> _EXERCISE REQUIREMENTS_: Copy exactly the lines from the "Give me a plain-text" line to the end, both included, and nothing else.

> _GIVEN DATA_:
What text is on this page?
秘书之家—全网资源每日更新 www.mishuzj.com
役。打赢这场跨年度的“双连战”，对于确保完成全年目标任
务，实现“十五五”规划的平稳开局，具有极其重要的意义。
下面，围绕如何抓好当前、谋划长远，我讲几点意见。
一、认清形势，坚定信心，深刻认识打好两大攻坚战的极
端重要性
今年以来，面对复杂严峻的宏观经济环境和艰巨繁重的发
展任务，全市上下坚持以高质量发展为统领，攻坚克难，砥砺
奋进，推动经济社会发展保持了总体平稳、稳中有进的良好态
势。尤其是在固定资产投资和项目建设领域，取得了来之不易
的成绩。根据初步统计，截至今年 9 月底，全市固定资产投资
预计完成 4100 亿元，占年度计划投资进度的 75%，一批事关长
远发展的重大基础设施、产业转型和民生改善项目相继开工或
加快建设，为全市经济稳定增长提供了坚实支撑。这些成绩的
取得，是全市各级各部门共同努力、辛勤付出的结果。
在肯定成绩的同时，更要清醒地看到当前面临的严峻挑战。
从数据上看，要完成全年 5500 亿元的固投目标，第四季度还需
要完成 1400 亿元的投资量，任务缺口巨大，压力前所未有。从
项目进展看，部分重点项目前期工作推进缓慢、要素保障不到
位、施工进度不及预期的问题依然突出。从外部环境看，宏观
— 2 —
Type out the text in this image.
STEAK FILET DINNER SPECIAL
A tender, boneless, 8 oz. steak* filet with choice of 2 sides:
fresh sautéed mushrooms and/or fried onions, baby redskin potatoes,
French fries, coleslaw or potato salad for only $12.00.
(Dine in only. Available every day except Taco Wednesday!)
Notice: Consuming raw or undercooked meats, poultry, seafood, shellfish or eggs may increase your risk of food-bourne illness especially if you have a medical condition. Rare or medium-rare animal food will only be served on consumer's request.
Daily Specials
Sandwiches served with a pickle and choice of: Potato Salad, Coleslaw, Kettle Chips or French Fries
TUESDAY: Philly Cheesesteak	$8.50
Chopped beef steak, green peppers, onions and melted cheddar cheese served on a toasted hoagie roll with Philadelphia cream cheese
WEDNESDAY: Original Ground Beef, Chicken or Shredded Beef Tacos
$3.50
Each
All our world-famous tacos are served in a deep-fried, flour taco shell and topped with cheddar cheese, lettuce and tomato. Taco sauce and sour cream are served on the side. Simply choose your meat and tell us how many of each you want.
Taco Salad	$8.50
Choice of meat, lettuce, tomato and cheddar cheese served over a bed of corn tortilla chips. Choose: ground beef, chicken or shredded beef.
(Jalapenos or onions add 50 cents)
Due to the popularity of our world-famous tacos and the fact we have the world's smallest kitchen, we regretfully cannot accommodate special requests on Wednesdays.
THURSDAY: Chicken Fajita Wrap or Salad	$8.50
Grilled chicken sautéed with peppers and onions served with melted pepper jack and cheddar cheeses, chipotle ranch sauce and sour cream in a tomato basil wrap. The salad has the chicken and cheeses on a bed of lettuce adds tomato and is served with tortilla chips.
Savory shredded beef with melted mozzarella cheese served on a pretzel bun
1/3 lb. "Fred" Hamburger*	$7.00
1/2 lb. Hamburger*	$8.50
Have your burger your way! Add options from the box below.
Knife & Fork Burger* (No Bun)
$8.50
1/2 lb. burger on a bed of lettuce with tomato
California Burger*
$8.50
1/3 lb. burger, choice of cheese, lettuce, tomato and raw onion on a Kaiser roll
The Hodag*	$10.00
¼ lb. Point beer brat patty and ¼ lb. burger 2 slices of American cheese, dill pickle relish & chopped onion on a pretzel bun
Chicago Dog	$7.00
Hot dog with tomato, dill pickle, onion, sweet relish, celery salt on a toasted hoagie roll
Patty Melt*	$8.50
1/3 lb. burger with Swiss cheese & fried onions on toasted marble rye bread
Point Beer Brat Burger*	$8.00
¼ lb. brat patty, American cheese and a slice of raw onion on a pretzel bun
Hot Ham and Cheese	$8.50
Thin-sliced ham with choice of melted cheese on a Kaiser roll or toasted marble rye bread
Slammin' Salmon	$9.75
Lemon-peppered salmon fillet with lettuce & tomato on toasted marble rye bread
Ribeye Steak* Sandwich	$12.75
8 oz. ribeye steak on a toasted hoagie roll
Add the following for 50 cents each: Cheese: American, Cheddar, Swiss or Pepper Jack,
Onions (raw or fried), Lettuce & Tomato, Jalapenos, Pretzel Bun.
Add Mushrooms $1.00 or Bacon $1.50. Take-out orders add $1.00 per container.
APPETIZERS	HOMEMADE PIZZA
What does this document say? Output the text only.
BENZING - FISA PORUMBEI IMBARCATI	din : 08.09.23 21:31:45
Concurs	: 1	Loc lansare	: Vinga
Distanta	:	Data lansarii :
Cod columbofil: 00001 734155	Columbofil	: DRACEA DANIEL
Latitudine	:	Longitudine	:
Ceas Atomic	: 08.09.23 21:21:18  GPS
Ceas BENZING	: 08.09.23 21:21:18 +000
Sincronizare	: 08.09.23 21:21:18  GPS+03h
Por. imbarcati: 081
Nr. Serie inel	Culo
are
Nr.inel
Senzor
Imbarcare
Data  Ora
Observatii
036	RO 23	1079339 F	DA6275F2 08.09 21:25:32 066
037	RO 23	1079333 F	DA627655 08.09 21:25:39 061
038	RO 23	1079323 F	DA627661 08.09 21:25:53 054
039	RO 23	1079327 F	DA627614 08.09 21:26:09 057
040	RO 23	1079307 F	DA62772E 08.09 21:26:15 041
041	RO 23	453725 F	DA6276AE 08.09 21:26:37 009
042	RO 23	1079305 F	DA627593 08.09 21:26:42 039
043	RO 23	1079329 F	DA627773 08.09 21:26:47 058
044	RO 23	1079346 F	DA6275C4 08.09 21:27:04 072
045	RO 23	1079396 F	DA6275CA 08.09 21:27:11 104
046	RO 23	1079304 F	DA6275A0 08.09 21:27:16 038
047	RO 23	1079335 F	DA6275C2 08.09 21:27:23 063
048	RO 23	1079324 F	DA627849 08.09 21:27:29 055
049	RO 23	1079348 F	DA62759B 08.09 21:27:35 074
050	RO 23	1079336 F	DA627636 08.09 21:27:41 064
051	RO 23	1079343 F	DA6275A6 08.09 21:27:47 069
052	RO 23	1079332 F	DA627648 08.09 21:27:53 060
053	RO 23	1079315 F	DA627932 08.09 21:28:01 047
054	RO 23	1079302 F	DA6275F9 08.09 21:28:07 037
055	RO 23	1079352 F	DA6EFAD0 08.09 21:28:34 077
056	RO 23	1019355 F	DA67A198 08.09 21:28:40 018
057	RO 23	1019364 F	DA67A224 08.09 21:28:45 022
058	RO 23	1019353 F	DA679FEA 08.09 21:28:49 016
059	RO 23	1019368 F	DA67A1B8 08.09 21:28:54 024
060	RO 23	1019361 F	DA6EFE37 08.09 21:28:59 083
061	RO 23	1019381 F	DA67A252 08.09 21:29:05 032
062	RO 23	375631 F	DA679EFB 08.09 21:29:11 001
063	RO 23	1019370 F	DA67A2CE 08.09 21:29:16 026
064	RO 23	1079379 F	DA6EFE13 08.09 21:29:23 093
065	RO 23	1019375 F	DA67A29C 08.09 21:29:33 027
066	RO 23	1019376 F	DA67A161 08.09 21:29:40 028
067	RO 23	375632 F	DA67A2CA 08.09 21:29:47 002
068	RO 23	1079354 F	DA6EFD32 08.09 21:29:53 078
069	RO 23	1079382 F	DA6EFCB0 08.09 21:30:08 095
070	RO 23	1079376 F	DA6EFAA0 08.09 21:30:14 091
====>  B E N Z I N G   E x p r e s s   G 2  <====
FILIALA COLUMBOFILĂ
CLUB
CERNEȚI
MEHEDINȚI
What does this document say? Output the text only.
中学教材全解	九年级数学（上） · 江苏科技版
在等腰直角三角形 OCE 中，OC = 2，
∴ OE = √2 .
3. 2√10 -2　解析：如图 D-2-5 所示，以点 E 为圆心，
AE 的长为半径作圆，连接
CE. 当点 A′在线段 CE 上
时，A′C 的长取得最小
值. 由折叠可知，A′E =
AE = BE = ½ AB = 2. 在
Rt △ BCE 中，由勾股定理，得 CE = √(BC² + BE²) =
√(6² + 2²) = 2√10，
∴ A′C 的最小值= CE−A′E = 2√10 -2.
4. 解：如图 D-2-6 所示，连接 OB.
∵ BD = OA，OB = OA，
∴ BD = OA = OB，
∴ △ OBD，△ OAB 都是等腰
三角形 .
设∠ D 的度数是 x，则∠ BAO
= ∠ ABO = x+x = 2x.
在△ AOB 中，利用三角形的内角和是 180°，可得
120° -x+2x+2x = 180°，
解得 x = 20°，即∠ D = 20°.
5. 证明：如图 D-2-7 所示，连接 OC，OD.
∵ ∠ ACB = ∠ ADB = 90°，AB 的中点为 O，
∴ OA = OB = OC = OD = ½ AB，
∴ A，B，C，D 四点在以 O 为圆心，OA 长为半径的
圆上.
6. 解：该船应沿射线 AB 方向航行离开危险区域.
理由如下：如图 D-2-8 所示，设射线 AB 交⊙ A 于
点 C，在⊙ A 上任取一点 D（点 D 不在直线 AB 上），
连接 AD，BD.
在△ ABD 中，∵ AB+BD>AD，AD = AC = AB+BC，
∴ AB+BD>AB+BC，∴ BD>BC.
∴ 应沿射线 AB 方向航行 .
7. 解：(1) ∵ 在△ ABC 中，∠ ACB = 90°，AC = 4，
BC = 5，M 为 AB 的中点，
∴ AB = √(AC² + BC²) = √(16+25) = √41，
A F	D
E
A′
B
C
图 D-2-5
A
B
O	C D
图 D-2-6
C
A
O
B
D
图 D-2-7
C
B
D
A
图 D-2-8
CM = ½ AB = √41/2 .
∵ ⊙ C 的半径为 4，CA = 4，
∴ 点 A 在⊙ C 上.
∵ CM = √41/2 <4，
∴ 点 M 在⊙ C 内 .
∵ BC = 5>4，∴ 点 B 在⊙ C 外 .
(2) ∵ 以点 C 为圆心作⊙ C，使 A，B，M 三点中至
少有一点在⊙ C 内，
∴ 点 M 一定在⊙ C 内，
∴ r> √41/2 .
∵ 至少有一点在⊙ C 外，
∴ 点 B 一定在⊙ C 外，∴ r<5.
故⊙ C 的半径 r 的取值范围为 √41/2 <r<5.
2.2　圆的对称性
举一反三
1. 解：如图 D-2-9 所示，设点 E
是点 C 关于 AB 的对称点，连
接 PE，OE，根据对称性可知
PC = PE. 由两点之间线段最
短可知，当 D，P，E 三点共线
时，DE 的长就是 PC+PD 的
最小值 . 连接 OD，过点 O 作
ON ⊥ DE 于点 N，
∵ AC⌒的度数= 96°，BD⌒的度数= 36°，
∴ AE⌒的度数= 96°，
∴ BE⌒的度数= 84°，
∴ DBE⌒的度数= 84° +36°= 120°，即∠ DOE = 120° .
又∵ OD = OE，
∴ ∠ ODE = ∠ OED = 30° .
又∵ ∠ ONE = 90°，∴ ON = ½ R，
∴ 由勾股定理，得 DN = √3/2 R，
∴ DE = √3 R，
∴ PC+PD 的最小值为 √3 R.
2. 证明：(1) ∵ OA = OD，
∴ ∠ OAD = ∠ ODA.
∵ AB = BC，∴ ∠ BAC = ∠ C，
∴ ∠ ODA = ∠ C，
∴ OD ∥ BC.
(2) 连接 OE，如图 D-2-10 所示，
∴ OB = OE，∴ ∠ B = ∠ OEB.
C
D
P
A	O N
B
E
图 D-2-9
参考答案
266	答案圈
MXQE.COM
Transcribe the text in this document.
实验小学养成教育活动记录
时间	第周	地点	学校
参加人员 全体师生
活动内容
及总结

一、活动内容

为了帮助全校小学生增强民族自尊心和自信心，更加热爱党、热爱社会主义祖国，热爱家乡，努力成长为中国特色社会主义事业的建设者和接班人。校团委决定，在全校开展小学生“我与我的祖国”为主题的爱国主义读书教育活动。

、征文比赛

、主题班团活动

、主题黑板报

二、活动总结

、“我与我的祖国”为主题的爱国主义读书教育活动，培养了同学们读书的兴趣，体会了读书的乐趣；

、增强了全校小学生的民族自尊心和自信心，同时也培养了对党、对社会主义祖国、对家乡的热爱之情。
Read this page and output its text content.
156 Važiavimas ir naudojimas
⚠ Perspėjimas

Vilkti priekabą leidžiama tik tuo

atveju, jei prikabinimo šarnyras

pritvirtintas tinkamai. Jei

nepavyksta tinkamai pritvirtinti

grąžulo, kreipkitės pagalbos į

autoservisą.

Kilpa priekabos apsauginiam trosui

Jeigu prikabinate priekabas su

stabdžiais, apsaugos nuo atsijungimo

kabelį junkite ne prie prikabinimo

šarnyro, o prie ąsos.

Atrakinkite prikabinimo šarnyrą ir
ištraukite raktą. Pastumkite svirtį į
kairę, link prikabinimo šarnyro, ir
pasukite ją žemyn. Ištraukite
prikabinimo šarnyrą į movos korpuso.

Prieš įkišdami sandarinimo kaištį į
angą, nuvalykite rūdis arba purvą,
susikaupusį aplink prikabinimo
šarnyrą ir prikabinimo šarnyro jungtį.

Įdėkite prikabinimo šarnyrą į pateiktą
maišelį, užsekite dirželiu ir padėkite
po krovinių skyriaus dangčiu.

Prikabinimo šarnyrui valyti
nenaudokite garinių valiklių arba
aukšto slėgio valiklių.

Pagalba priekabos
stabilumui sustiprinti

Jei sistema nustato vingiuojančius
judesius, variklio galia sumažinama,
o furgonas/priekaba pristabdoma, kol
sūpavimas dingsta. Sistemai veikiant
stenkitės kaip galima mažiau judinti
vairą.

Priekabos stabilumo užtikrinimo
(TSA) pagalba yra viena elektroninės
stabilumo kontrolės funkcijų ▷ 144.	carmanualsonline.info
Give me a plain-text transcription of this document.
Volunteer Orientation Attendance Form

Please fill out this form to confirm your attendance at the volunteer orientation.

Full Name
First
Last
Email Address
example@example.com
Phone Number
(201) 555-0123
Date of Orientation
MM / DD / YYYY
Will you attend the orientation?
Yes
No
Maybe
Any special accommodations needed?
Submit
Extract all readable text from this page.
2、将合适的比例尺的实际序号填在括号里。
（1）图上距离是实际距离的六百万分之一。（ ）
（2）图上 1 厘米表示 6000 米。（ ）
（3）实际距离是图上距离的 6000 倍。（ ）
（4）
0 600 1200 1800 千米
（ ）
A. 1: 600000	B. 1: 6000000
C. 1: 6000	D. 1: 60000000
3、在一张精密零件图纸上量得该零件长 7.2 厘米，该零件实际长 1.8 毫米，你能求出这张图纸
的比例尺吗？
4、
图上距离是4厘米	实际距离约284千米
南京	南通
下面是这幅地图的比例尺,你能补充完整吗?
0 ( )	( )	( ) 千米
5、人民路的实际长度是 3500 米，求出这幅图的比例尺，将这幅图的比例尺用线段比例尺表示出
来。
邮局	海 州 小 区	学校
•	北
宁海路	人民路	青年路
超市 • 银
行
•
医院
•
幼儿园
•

> _THE OUTPUT_:
Give me a plain-text transcription of this document.
Volunteer Orientation Attendance Form

Please fill out this form to confirm your attendance at the volunteer orientation.

Full Name
First
Last
Email Address
example@example.com
Phone Number
(201) 555-0123
Date of Orientation
MM / DD / YYYY
Will you attend the orientation?
Yes
No
Maybe
Any special accommodations needed?
Submit
Extract all readable text from this page.
2、将合适的比例尺的实际序号填在括号里。
（1）图上距离是实际距离的六百万分之一。（ ）
（2）图上 1 厘米表示 6000 米。（ ）
（3）实际距离是图上距离的 6000 倍。（ ）
（4）
0 600 1200 1800 千米
（ ）
A. 1: 600000	B. 1: 6000000
C. 1: 6000	D. 1: 60000000
3、在一张精密零件图纸上量得该零件长 7.2 厘米，该零件实际长 1.8 毫米，你能求出这张图纸
的比例尺吗？
4、
图上距离是4厘米	实际距离约284千米
南京	南通
下面是这幅地图的比例尺,你能补充完整吗?
0 ( )	( )	( ) 千米
5、人民路的实际长度是 3500 米，求出这幅图的比例尺，将这幅图的比例尺用线段比例尺表示出
来。
邮局	海 州 小 区	学校
•	北
宁海路	人民路	青年路
超市 • 银
行
•
医院
•
幼儿园
•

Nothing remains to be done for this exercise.